Copy out all lines of the records in which the word "трахеи" appears.

═══

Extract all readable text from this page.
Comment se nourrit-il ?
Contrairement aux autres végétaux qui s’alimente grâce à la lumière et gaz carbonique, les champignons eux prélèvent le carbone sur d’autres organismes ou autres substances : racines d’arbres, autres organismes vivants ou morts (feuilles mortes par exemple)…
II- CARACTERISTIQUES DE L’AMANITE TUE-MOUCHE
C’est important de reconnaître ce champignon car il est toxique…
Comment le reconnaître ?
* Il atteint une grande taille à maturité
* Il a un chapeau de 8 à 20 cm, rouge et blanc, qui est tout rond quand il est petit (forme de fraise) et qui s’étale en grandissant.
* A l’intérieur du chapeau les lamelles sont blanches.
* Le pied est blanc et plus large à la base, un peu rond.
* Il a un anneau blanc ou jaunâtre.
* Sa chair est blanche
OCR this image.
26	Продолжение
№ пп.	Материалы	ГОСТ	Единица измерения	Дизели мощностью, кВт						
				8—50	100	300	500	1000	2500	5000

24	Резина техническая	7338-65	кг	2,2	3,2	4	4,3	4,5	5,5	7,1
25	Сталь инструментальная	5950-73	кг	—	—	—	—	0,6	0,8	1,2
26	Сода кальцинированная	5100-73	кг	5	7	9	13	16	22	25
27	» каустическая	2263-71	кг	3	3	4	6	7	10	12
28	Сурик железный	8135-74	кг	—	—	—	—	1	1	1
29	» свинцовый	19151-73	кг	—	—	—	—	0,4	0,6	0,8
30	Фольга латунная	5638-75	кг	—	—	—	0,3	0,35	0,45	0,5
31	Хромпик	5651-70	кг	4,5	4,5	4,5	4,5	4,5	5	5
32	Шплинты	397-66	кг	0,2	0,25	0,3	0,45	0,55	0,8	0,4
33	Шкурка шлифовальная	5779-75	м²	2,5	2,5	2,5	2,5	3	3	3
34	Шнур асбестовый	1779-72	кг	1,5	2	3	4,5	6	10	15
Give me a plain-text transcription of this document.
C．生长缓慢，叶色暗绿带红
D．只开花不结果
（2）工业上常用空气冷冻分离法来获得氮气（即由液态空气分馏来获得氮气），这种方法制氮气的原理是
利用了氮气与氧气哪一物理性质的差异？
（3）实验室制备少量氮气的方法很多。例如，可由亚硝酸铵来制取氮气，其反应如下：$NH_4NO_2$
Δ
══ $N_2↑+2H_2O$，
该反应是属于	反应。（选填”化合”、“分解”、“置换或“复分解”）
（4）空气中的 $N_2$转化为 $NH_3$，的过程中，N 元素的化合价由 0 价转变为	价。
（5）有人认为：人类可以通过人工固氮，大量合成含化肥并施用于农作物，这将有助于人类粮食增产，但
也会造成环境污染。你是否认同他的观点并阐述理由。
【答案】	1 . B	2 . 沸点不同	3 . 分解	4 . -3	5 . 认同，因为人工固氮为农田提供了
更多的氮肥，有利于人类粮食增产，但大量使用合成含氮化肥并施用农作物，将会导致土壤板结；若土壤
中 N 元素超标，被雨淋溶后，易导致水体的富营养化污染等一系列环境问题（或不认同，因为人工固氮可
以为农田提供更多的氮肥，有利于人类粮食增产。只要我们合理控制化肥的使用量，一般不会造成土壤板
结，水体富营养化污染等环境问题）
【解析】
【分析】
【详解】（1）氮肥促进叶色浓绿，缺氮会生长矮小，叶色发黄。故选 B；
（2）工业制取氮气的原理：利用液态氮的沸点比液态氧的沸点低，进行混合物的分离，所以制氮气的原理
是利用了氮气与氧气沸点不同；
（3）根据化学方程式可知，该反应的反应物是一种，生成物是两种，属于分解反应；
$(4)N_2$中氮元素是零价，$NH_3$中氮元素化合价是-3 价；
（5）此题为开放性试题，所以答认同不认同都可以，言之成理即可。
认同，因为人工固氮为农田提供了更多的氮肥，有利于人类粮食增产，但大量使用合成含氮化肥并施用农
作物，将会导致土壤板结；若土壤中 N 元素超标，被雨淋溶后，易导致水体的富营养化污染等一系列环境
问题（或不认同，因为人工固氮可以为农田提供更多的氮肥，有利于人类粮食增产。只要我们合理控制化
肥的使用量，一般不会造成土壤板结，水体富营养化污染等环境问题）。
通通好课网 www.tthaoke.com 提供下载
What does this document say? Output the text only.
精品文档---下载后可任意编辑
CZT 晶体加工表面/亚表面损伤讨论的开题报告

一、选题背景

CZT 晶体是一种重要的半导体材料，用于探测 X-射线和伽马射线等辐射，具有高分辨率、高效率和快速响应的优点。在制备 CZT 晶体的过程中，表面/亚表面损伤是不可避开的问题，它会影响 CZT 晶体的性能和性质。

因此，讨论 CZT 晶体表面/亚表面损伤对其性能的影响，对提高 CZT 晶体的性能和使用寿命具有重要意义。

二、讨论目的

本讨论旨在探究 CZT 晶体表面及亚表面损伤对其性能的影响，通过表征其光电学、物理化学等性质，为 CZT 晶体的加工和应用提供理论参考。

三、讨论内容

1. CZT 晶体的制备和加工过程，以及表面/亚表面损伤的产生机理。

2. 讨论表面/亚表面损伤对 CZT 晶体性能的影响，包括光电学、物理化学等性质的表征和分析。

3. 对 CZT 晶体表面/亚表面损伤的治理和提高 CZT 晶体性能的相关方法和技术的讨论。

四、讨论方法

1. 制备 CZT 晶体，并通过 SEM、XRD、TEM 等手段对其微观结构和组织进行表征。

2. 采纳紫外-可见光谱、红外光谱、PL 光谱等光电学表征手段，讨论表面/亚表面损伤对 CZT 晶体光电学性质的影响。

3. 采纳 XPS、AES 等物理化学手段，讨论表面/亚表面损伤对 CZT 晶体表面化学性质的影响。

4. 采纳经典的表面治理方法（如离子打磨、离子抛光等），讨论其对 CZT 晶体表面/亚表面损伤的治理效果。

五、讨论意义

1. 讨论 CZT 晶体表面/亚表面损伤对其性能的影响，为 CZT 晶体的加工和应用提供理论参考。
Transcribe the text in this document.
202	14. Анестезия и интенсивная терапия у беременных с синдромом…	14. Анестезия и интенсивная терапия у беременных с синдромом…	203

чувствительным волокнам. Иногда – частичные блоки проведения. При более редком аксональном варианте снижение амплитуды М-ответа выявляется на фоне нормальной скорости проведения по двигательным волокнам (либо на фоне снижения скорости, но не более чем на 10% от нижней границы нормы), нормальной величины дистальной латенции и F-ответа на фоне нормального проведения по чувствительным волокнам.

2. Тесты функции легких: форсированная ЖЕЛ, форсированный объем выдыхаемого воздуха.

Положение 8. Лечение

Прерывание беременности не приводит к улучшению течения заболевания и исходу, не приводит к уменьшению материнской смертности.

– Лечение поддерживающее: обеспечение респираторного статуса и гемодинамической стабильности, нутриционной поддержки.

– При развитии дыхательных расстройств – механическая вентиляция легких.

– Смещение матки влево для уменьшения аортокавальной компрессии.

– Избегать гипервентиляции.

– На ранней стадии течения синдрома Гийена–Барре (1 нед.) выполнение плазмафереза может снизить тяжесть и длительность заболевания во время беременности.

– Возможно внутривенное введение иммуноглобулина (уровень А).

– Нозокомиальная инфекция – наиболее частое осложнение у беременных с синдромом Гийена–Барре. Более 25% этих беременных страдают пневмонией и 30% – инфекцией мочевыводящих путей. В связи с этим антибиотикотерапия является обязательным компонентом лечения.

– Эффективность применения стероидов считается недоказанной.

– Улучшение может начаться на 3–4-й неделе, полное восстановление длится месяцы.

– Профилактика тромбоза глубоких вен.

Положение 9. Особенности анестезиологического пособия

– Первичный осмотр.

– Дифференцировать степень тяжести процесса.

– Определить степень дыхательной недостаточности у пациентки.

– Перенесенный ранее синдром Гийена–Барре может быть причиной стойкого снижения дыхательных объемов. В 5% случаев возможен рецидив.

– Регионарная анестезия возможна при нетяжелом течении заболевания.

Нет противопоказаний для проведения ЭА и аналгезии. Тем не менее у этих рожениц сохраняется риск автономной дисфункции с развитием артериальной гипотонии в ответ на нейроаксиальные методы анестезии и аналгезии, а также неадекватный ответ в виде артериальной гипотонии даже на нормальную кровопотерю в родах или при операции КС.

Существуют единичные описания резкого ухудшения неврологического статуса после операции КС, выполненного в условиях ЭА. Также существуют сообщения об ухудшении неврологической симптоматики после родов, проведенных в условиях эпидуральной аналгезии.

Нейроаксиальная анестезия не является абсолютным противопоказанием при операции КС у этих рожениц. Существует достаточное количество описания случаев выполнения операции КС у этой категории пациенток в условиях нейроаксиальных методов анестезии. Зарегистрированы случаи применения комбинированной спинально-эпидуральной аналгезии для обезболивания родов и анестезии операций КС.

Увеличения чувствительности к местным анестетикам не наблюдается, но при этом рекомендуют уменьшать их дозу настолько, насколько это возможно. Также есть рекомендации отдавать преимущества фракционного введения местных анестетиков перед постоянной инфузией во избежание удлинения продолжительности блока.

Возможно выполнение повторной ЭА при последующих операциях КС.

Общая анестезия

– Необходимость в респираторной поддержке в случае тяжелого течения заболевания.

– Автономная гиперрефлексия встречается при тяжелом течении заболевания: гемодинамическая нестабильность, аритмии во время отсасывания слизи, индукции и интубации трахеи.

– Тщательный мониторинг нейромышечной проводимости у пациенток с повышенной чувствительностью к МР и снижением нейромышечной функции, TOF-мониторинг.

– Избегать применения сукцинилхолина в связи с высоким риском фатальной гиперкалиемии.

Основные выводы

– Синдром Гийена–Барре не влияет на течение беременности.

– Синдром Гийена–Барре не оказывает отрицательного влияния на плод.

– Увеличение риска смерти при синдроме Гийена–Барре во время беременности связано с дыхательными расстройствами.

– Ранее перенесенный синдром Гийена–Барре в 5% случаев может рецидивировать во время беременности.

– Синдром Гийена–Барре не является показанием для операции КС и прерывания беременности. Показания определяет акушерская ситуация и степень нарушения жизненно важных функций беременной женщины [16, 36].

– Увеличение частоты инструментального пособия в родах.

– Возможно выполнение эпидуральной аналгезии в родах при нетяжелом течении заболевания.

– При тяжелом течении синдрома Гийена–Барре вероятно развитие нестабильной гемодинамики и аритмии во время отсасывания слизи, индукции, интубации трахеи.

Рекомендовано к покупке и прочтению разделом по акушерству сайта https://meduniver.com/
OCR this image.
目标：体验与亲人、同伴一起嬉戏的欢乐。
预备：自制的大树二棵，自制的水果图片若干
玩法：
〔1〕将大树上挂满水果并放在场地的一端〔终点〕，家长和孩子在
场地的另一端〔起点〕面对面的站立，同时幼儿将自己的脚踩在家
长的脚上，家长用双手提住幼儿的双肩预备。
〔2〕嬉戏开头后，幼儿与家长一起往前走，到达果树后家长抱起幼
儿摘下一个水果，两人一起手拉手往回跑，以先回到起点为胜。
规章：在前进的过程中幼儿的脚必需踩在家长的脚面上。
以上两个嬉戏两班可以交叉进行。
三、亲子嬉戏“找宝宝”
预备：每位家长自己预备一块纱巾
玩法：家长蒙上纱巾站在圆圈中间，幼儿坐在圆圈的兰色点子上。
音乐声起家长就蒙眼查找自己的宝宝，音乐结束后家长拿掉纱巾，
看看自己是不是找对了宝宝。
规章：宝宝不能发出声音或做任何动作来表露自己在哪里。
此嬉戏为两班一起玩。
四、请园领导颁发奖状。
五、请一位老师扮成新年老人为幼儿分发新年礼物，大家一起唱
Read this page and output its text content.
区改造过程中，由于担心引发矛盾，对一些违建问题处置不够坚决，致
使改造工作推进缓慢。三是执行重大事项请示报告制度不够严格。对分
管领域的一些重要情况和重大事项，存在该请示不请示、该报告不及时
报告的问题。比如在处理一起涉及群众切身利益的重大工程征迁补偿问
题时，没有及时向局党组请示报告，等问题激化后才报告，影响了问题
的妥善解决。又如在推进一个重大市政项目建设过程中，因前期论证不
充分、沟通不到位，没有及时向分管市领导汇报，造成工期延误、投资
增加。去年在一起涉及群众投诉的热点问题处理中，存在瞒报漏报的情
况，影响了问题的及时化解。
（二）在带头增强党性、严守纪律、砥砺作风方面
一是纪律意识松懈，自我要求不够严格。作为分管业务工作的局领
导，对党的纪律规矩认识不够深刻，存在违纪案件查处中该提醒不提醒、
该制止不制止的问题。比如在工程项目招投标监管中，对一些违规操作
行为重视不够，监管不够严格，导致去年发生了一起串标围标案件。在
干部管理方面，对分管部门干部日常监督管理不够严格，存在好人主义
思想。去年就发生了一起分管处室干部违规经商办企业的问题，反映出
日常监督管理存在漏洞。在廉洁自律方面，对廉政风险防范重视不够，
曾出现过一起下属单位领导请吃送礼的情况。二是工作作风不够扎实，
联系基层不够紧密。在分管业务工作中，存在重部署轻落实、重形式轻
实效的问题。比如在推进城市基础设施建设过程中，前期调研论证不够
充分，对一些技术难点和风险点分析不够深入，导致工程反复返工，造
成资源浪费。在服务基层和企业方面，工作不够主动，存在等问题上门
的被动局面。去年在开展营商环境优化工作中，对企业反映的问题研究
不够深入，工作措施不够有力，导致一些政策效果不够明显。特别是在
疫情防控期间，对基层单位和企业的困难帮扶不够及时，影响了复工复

═══

*Result of this task*
– Автономная гиперрефлексия встречается при тяжелом течении заболевания: гемодинамическая нестабильность, аритмии во время отсасывания слизи, индукции и интубации трахеи.
– При тяжелом течении синдрома Гийена–Барре вероятно развитие нестабильной гемодинамики и аритмии во время отсасывания слизи, индукции, интубации трахеи.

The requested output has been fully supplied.